▶ Instructions to follow: Write out the listing below in full and exactly, leaving out every picture.

▶ Material provided:
• • •

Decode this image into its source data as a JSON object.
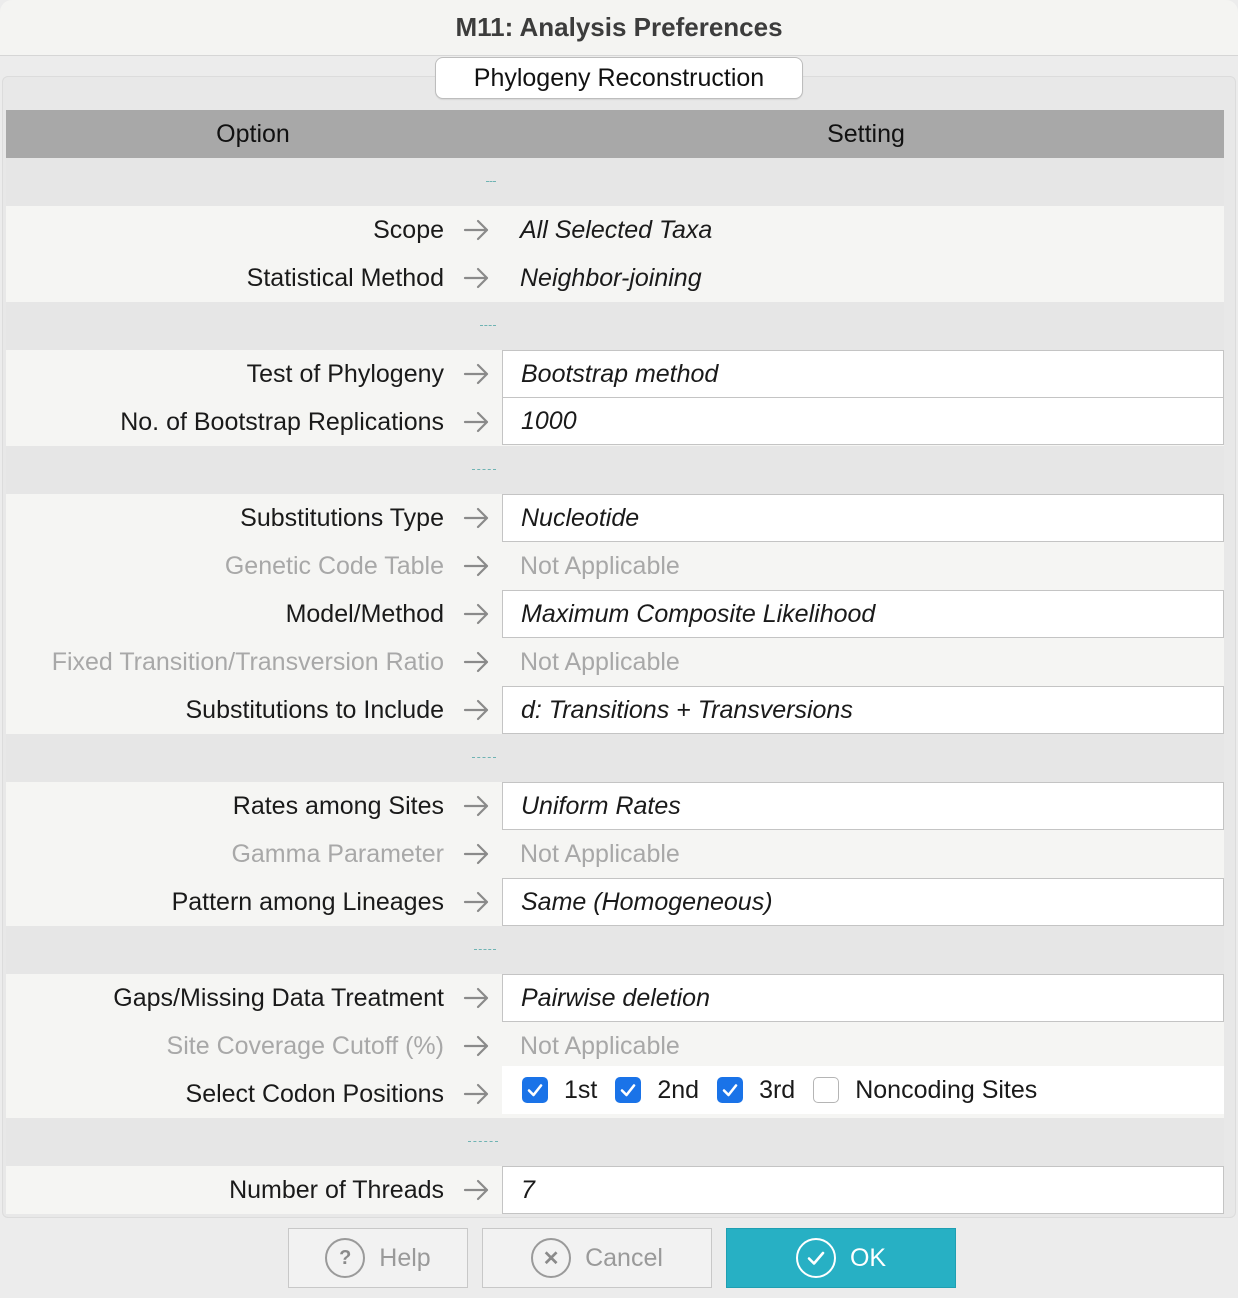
{
  "window": {
    "title": "M11: Analysis Preferences"
  },
  "tab": {
    "label": "Phylogeny Reconstruction"
  },
  "table": {
    "col_option": "Option",
    "col_setting": "Setting"
  },
  "rows": [
    {
      "label": "Scope",
      "value": "All Selected Taxa",
      "boxed": false,
      "enabled": true
    },
    {
      "label": "Statistical Method",
      "value": "Neighbor-joining",
      "boxed": false,
      "enabled": true
    },
    {
      "label": "Test of Phylogeny",
      "value": "Bootstrap method",
      "boxed": true,
      "enabled": true
    },
    {
      "label": "No. of Bootstrap Replications",
      "value": "1000",
      "boxed": true,
      "enabled": true
    },
    {
      "label": "Substitutions Type",
      "value": "Nucleotide",
      "boxed": true,
      "enabled": true
    },
    {
      "label": "Genetic Code Table",
      "value": "Not Applicable",
      "boxed": false,
      "enabled": false
    },
    {
      "label": "Model/Method",
      "value": "Maximum Composite Likelihood",
      "boxed": true,
      "enabled": true
    },
    {
      "label": "Fixed Transition/Transversion Ratio",
      "value": "Not Applicable",
      "boxed": false,
      "enabled": false
    },
    {
      "label": "Substitutions to Include",
      "value": "d: Transitions + Transversions",
      "boxed": true,
      "enabled": true
    },
    {
      "label": "Rates among Sites",
      "value": "Uniform Rates",
      "boxed": true,
      "enabled": true
    },
    {
      "label": "Gamma Parameter",
      "value": "Not Applicable",
      "boxed": false,
      "enabled": false
    },
    {
      "label": "Pattern among Lineages",
      "value": "Same (Homogeneous)",
      "boxed": true,
      "enabled": true
    },
    {
      "label": "Gaps/Missing Data Treatment",
      "value": "Pairwise deletion",
      "boxed": true,
      "enabled": true
    },
    {
      "label": "Site Coverage Cutoff (%)",
      "value": "Not Applicable",
      "boxed": false,
      "enabled": false
    },
    {
      "label": "Select Codon Positions",
      "value": "",
      "boxed": false,
      "enabled": true
    },
    {
      "label": "Number of Threads",
      "value": "7",
      "boxed": true,
      "enabled": true
    }
  ],
  "codon_positions": [
    {
      "label": "1st",
      "checked": true
    },
    {
      "label": "2nd",
      "checked": true
    },
    {
      "label": "3rd",
      "checked": true
    },
    {
      "label": "Noncoding Sites",
      "checked": false
    }
  ],
  "buttons": {
    "help": "Help",
    "cancel": "Cancel",
    "ok": "OK"
  },
  "colors": {
    "accent": "#27b0c4",
    "checkbox": "#1a73e8",
    "header": "#a8a8a8"
  }
}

• • •

▶ Result for this exercise:
Decode this image into its source data as a JSON object.
{
  "window": {
    "title": "M11: Analysis Preferences"
  },
  "tab": {
    "label": "Phylogeny Reconstruction"
  },
  "table": {
    "col_option": "Option",
    "col_setting": "Setting"
  },
  "rows": [
    {
      "label": "Scope",
      "value": "All Selected Taxa",
      "boxed": false,
      "enabled": true
    },
    {
      "label": "Statistical Method",
      "value": "Neighbor-joining",
      "boxed": false,
      "enabled": true
    },
    {
      "label": "Test of Phylogeny",
      "value": "Bootstrap method",
      "boxed": true,
      "enabled": true
    },
    {
      "label": "No. of Bootstrap Replications",
      "value": "1000",
      "boxed": true,
      "enabled": true
    },
    {
      "label": "Substitutions Type",
      "value": "Nucleotide",
      "boxed": true,
      "enabled": true
    },
    {
      "label": "Genetic Code Table",
      "value": "Not Applicable",
      "boxed": false,
      "enabled": false
    },
    {
      "label": "Model/Method",
      "value": "Maximum Composite Likelihood",
      "boxed": true,
      "enabled": true
    },
    {
      "label": "Fixed Transition/Transversion Ratio",
      "value": "Not Applicable",
      "boxed": false,
      "enabled": false
    },
    {
      "label": "Substitutions to Include",
      "value": "d: Transitions + Transversions",
      "boxed": true,
      "enabled": true
    },
    {
      "label": "Rates among Sites",
      "value": "Uniform Rates",
      "boxed": true,
      "enabled": true
    },
    {
      "label": "Gamma Parameter",
      "value": "Not Applicable",
      "boxed": false,
      "enabled": false
    },
    {
      "label": "Pattern among Lineages",
      "value": "Same (Homogeneous)",
      "boxed": true,
      "enabled": true
    },
    {
      "label": "Gaps/Missing Data Treatment",
      "value": "Pairwise deletion",
      "boxed": true,
      "enabled": true
    },
    {
      "label": "Site Coverage Cutoff (%)",
      "value": "Not Applicable",
      "boxed": false,
      "enabled": false
    },
    {
      "label": "Select Codon Positions",
      "value": "",
      "boxed": false,
      "enabled": true
    },
    {
      "label": "Number of Threads",
      "value": "7",
      "boxed": true,
      "enabled": true
    }
  ],
  "codon_positions": [
    {
      "label": "1st",
      "checked": true
    },
    {
      "label": "2nd",
      "checked": true
    },
    {
      "label": "3rd",
      "checked": true
    },
    {
      "label": "Noncoding Sites",
      "checked": false
    }
  ],
  "buttons": {
    "help": "Help",
    "cancel": "Cancel",
    "ok": "OK"
  },
  "colors": {
    "accent": "#27b0c4",
    "checkbox": "#1a73e8",
    "header": "#a8a8a8"
  }
}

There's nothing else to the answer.